* Records from a collection *
---

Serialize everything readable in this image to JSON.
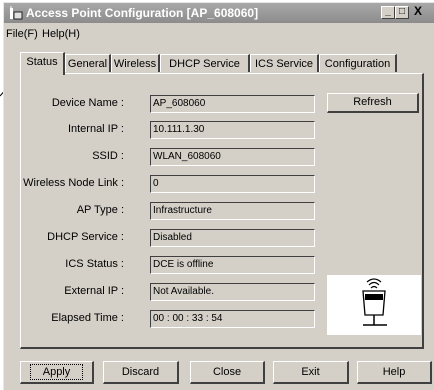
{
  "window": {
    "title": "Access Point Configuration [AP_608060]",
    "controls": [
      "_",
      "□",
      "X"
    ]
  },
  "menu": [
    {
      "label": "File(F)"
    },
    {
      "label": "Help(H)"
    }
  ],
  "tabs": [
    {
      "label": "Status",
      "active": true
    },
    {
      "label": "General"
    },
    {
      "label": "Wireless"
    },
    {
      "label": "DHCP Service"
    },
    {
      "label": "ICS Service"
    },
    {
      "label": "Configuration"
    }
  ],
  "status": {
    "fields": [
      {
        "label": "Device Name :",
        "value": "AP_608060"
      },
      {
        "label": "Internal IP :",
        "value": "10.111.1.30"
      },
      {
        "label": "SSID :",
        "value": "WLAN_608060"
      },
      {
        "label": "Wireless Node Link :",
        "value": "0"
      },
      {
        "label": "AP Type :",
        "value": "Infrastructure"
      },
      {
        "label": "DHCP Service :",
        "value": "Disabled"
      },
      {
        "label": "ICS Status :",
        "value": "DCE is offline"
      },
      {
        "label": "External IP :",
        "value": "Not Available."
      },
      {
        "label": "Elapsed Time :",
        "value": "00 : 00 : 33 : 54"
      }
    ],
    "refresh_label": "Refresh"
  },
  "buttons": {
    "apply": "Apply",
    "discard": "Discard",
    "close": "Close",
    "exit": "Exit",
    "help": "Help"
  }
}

---

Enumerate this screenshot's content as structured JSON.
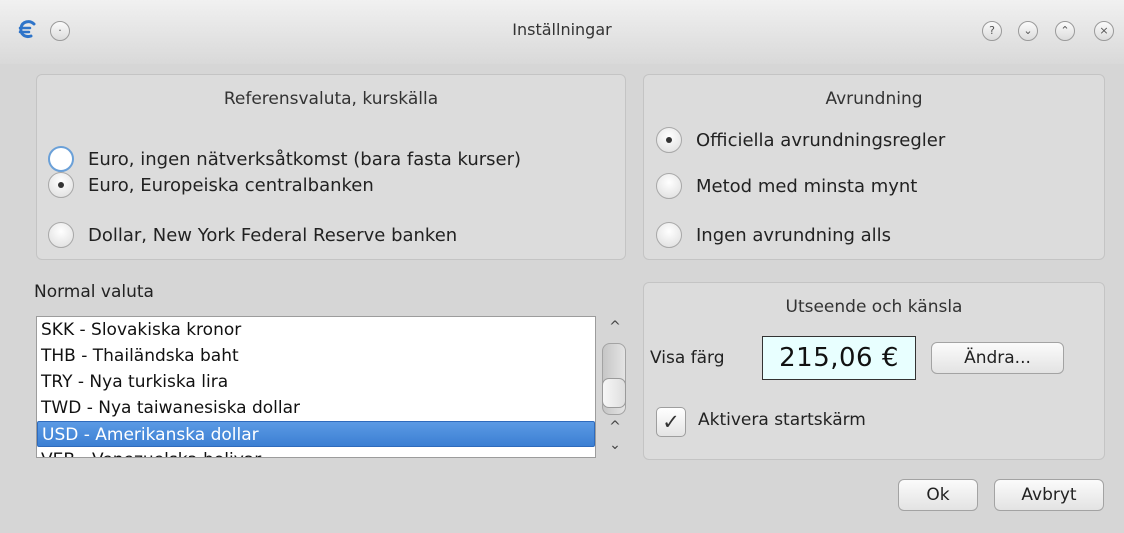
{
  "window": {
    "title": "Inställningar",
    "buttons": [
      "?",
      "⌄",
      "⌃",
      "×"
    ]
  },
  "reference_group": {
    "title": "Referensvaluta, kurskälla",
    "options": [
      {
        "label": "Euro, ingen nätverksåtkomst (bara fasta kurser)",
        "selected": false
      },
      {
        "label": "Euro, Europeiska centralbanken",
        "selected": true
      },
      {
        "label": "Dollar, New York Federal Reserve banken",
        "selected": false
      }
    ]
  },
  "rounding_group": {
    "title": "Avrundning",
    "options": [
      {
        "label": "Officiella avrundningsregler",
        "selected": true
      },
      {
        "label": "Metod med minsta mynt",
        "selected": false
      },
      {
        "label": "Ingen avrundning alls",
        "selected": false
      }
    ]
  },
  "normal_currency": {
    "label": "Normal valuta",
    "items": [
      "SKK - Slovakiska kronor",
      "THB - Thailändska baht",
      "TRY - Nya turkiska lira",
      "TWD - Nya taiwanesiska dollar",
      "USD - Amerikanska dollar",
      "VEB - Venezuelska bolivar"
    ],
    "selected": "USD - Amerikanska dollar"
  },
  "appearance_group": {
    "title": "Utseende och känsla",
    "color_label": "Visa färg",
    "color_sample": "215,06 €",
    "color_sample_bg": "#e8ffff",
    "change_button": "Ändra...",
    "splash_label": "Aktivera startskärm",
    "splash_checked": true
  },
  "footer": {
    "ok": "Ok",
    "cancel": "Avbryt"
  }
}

---

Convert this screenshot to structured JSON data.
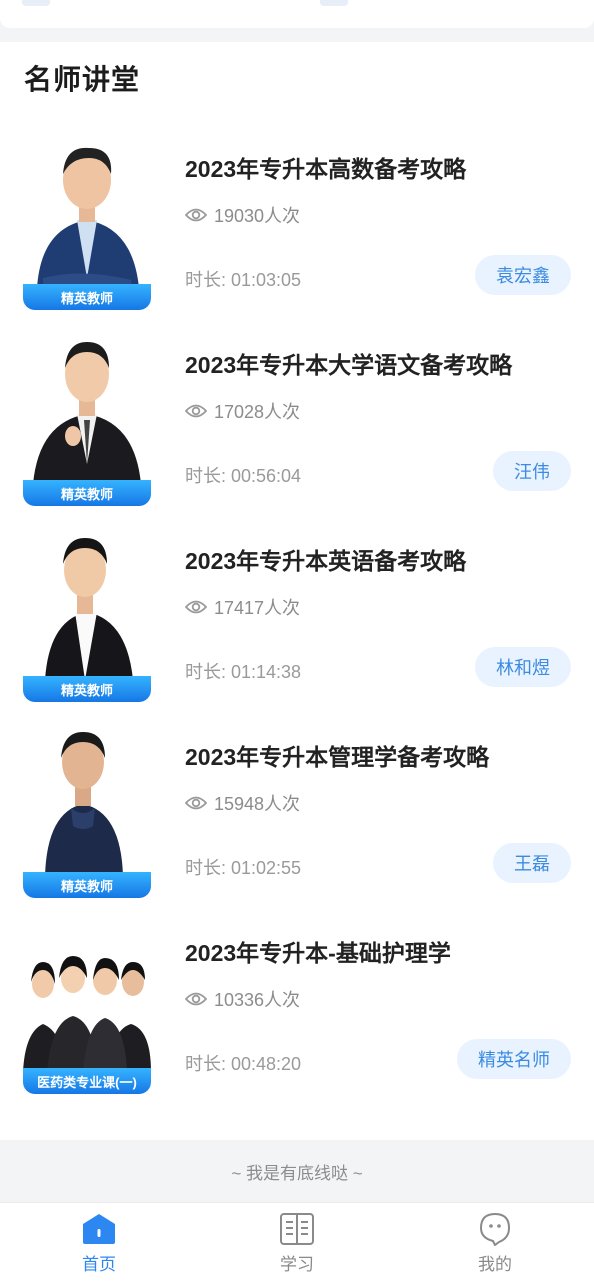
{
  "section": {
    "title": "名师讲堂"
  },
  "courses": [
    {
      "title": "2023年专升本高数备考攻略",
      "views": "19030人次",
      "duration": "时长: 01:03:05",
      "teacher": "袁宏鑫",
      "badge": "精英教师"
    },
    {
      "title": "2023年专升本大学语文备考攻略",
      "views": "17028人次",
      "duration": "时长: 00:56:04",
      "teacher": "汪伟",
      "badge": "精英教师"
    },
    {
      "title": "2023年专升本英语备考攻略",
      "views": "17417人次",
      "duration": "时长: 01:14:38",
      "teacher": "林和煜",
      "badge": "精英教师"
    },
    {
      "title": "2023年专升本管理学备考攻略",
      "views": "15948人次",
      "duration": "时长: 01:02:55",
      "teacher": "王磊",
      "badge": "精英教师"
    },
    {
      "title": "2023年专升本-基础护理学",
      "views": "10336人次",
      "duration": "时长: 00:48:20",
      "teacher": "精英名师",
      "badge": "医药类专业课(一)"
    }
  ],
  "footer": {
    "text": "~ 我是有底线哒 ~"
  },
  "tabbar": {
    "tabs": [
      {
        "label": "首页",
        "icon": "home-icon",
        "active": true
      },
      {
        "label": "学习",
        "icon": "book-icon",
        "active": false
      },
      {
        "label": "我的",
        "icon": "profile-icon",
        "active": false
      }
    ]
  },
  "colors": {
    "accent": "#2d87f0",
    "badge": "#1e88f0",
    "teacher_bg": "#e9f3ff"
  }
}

---

* What this task involves *
Find the word "duration" in the data and copy out each line where it turns up.

* Written answer *
      "duration": "时长: 01:03:05",
      "duration": "时长: 00:56:04",
      "duration": "时长: 01:14:38",
      "duration": "时长: 01:02:55",
      "duration": "时长: 00:48:20",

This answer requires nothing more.